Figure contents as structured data
** begin **

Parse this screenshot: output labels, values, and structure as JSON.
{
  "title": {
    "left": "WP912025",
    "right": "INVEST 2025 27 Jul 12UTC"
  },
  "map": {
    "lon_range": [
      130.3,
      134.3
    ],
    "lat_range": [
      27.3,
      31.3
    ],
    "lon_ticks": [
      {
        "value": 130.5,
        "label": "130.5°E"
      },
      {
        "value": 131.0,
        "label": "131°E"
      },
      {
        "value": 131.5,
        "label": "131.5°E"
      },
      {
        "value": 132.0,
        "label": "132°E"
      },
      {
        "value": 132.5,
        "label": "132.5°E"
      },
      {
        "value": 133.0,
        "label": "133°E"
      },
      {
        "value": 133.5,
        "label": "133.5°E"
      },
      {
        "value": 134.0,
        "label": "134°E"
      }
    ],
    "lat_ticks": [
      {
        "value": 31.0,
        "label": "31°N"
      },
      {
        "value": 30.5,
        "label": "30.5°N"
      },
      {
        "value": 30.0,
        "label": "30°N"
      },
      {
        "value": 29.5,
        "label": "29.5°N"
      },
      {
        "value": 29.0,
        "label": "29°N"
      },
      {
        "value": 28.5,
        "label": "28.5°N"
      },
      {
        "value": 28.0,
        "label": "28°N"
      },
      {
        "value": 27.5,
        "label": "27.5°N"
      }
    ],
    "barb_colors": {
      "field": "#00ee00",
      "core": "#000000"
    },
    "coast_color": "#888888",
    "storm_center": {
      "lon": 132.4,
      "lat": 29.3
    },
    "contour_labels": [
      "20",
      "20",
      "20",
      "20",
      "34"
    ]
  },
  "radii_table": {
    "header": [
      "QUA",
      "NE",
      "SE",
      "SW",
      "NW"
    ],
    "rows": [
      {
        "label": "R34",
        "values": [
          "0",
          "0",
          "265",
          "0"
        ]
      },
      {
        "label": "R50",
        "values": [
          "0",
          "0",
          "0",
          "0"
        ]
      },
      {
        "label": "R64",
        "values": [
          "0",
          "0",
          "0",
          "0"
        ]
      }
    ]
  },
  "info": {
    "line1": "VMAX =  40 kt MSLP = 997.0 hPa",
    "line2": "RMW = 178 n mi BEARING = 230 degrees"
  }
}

** end **
** begin **

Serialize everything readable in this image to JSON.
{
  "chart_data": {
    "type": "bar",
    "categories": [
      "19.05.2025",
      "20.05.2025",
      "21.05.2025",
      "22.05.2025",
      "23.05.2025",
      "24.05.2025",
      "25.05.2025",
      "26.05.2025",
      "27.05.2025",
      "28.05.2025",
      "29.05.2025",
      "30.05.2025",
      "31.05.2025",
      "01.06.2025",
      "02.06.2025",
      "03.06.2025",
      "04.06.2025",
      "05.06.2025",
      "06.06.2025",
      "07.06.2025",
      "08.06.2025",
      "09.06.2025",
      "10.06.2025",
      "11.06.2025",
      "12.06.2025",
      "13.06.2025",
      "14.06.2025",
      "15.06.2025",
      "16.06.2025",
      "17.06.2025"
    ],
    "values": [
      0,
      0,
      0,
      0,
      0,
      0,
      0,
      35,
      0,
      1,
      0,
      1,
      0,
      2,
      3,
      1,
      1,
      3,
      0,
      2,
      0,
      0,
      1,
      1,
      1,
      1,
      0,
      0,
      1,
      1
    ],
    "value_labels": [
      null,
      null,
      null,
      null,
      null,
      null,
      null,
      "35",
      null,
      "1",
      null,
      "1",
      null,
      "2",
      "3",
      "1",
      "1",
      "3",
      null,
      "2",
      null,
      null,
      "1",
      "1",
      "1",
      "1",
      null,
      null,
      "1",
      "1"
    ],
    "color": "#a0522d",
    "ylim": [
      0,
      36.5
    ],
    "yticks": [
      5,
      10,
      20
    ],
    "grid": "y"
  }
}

** end **

Work to do:
Track down every line of the material containing the string "JSON", and copy it.

Right answer:
Parse this screenshot: output labels, values, and structure as JSON.
Serialize everything readable in this image to JSON.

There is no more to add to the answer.